Entries drawn from a collection:
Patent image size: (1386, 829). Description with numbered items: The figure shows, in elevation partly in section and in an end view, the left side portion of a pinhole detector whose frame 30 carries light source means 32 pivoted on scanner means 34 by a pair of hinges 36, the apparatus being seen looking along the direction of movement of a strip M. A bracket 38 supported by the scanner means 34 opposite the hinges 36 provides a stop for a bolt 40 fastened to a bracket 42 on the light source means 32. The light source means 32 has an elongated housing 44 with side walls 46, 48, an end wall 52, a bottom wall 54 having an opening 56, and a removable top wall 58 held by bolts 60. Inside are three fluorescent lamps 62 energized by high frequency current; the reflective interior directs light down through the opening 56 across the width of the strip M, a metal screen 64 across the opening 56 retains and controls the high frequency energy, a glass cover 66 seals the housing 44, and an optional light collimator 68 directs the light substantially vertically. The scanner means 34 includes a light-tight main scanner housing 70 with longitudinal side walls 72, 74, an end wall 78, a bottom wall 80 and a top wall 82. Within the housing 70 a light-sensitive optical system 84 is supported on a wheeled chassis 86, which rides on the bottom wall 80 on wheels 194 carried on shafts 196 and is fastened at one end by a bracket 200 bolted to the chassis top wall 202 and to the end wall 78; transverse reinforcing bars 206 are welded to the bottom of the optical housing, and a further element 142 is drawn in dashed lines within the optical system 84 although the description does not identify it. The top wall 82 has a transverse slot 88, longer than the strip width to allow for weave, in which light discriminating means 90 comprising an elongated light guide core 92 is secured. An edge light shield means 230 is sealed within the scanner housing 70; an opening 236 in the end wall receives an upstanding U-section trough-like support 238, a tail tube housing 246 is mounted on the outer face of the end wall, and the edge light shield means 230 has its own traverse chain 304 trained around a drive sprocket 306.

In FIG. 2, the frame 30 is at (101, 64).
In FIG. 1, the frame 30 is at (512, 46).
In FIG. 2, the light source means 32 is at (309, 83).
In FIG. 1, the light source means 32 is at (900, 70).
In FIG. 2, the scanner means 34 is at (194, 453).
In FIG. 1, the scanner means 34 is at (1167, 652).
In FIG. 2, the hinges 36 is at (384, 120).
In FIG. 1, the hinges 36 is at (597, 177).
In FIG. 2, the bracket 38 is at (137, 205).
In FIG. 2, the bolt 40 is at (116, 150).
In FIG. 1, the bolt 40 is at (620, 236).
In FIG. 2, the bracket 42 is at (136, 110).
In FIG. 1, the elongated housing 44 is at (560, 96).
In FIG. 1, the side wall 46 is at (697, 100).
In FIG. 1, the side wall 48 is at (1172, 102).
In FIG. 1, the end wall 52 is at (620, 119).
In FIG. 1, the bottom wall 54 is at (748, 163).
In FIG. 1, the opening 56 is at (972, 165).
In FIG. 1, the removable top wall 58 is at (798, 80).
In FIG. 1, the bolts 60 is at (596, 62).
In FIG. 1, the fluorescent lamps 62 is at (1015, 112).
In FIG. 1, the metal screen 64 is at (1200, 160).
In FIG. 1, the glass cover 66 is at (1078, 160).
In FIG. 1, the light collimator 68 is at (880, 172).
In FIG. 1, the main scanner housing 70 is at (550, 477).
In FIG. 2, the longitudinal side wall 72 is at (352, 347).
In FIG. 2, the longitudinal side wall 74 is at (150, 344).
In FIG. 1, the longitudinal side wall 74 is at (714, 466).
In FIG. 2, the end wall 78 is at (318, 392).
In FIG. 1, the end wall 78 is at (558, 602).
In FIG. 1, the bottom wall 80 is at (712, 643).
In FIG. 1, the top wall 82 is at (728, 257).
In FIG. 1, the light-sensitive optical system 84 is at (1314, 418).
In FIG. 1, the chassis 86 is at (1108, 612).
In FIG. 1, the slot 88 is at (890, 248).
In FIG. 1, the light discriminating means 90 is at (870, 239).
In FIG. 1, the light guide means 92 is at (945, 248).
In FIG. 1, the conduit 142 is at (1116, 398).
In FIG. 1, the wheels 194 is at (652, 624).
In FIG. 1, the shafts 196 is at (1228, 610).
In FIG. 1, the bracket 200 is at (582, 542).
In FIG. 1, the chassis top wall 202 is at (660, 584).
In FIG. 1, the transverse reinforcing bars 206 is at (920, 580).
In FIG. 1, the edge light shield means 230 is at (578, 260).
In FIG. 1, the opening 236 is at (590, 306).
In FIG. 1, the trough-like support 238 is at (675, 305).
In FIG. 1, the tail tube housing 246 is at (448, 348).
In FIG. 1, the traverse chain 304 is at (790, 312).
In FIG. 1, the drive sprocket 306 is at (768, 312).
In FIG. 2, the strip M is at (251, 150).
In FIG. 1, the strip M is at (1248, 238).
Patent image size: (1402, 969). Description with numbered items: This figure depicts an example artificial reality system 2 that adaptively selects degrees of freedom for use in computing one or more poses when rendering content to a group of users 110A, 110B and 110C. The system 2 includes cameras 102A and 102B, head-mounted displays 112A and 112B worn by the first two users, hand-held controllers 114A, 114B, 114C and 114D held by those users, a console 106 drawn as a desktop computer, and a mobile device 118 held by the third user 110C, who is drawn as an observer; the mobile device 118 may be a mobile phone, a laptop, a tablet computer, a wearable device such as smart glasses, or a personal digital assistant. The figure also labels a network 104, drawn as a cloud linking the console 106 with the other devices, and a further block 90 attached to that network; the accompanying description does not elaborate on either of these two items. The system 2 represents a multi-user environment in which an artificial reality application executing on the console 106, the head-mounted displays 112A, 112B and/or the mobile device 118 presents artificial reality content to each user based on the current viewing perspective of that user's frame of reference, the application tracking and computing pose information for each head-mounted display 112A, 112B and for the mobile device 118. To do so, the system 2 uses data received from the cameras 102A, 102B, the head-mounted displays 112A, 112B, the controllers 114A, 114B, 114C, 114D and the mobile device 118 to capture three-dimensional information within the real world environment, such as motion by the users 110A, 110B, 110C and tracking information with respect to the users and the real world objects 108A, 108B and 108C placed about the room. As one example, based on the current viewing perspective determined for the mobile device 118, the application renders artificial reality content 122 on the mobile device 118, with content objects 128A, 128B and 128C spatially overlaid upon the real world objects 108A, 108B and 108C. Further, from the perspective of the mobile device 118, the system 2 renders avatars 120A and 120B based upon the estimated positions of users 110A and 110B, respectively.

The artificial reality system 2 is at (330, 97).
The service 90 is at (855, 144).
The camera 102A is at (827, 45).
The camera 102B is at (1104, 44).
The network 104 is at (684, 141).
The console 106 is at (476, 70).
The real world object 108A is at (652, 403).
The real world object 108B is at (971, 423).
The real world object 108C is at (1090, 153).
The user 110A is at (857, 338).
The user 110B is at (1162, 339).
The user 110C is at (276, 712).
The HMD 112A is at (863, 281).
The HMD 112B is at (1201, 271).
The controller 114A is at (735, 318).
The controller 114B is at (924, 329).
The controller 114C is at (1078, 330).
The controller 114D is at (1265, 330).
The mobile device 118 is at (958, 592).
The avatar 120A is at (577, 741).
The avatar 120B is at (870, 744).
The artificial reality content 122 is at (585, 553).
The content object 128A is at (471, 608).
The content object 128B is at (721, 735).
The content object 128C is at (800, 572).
* * *
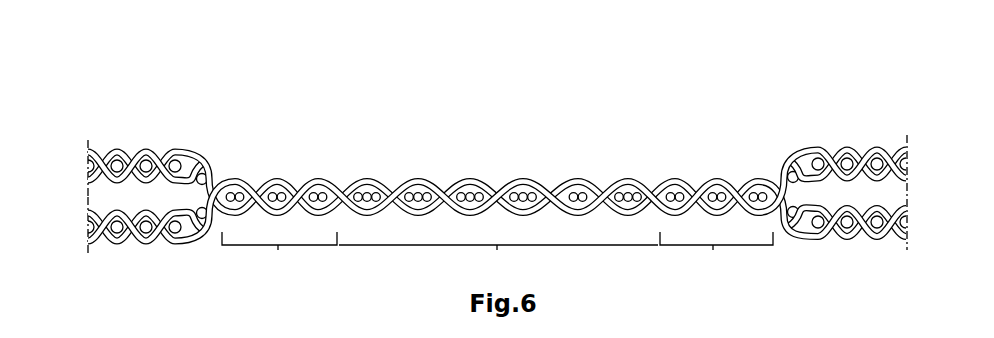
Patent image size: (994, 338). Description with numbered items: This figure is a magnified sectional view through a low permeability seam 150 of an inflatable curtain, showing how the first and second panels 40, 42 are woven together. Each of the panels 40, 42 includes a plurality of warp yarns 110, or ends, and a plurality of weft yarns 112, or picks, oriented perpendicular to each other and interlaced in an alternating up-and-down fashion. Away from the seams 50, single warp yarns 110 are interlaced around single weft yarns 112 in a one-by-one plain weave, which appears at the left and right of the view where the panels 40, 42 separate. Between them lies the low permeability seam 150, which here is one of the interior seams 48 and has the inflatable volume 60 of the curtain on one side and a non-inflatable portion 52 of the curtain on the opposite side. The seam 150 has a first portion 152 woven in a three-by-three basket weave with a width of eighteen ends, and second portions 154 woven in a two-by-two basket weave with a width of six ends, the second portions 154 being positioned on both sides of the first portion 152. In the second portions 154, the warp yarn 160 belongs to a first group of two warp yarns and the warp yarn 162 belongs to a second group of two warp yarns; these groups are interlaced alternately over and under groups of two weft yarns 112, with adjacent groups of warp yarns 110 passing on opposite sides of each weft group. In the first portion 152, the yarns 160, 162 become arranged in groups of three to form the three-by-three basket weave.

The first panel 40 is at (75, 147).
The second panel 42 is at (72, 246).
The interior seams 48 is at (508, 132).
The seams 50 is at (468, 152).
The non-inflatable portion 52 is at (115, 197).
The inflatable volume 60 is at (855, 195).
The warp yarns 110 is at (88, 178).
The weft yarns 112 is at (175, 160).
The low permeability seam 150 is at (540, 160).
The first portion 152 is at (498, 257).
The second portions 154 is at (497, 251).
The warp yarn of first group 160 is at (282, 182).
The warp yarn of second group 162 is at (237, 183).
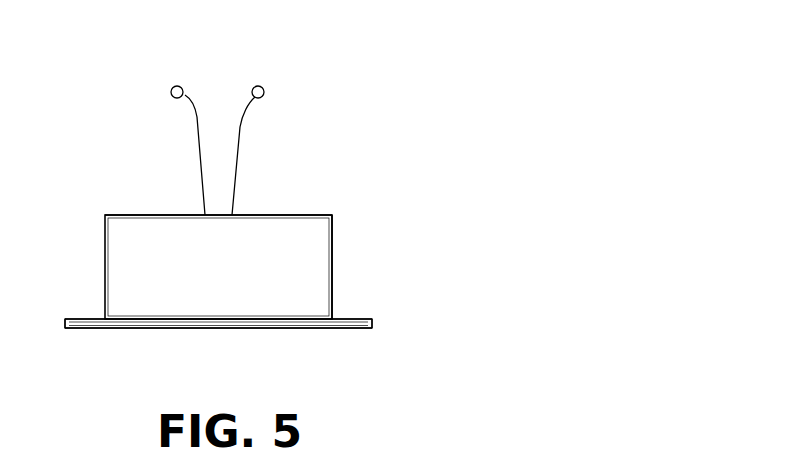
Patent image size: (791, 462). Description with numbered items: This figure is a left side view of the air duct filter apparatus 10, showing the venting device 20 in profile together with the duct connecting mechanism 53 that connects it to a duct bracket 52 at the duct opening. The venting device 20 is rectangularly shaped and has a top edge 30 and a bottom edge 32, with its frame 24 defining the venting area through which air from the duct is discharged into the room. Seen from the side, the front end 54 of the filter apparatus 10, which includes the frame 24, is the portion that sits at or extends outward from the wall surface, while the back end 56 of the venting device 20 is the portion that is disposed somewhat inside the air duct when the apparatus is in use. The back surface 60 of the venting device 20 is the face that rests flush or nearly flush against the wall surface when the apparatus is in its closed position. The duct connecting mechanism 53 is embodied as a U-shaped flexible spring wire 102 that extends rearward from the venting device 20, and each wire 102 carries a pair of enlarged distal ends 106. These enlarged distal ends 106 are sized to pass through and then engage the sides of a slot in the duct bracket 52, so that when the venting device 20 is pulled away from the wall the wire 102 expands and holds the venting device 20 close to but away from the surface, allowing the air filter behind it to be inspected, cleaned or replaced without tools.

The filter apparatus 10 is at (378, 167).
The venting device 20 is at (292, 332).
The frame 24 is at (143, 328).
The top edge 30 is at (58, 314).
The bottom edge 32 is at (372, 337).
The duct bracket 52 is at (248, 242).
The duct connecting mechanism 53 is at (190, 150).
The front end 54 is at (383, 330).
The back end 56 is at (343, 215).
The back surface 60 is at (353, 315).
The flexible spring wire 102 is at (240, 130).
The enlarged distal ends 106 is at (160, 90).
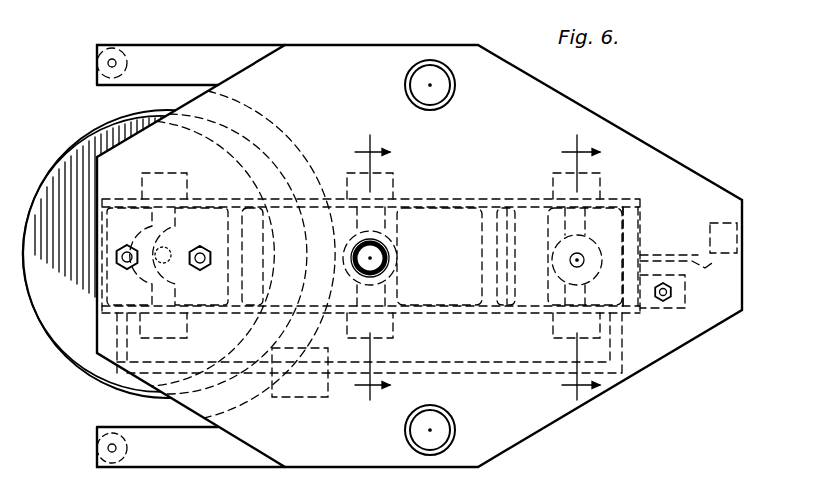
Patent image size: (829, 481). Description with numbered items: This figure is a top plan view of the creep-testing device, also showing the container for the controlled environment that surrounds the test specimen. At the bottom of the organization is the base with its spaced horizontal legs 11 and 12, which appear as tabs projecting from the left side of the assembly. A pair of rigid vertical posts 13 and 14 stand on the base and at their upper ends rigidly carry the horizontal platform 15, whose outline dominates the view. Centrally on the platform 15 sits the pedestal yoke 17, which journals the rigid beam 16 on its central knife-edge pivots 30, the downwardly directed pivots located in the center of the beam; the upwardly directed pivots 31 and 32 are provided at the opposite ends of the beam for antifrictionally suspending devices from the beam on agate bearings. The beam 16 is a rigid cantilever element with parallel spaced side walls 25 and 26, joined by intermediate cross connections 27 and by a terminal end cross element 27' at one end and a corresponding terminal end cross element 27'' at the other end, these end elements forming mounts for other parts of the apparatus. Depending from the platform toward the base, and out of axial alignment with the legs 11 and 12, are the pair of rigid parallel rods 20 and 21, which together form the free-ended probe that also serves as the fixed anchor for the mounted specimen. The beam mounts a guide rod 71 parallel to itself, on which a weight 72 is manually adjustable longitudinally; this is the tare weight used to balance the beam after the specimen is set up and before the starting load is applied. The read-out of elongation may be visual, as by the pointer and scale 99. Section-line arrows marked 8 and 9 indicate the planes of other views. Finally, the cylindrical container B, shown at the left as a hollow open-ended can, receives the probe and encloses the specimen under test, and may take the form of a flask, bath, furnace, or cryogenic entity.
--
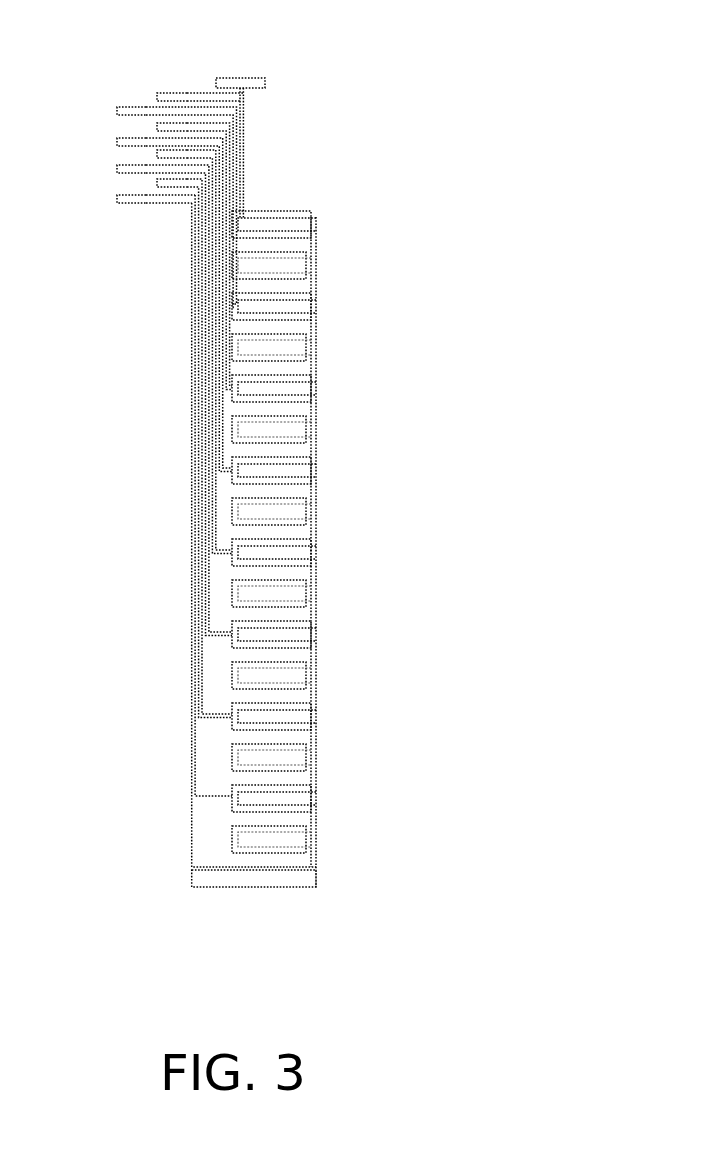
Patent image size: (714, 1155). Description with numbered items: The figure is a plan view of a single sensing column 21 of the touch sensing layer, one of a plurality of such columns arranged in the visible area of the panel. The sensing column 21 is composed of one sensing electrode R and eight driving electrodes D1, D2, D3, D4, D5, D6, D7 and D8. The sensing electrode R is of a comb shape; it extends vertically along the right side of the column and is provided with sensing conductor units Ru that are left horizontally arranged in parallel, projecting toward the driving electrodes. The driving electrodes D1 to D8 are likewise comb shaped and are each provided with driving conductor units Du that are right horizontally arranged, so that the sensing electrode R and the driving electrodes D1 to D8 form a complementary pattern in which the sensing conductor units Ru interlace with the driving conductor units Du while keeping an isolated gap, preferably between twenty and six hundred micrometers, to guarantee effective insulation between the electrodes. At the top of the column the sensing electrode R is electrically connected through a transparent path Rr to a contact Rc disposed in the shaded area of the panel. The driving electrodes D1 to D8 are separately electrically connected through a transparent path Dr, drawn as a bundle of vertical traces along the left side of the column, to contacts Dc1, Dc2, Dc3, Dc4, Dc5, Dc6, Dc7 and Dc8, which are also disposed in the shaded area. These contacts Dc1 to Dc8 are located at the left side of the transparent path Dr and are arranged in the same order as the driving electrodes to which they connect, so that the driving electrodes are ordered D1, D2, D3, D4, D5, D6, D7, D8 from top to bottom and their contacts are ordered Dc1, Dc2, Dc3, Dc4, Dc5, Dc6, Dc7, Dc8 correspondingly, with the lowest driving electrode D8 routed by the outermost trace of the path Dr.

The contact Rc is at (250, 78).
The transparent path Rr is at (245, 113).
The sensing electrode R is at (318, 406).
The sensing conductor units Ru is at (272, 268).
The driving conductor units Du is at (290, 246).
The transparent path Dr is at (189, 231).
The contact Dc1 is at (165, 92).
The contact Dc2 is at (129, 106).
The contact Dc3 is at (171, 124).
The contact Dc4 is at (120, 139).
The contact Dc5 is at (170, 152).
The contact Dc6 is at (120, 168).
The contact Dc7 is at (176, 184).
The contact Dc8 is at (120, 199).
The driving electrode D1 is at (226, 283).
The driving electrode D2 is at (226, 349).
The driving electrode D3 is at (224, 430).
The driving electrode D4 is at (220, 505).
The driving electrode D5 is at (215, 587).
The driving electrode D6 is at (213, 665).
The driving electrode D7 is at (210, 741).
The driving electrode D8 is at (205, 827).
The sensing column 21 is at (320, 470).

- **What you are asked to do**: Copy the rows above word for word, from the line containing "Patent image size: (791, 462)." through the line containing "The bottom edge 32 is at (372, 337).".

- **Response to the task**:
Patent image size: (791, 462). Description with numbered items: This figure is a left side view of the air duct filter apparatus 10, showing the venting device 20 in profile together with the duct connecting mechanism 53 that connects it to a duct bracket 52 at the duct opening. The venting device 20 is rectangularly shaped and has a top edge 30 and a bottom edge 32, with its frame 24 defining the venting area through which air from the duct is discharged into the room. Seen from the side, the front end 54 of the filter apparatus 10, which includes the frame 24, is the portion that sits at or extends outward from the wall surface, while the back end 56 of the venting device 20 is the portion that is disposed somewhat inside the air duct when the apparatus is in use. The back surface 60 of the venting device 20 is the face that rests flush or nearly flush against the wall surface when the apparatus is in its closed position. The duct connecting mechanism 53 is embodied as a U-shaped flexible spring wire 102 that extends rearward from the venting device 20, and each wire 102 carries a pair of enlarged distal ends 106. These enlarged distal ends 106 are sized to pass through and then engage the sides of a slot in the duct bracket 52, so that when the venting device 20 is pulled away from the wall the wire 102 expands and holds the venting device 20 close to but away from the surface, allowing the air filter behind it to be inspected, cleaned or replaced without tools.

The filter apparatus 10 is at (378, 167).
The venting device 20 is at (292, 332).
The frame 24 is at (143, 328).
The top edge 30 is at (58, 314).
The bottom edge 32 is at (372, 337).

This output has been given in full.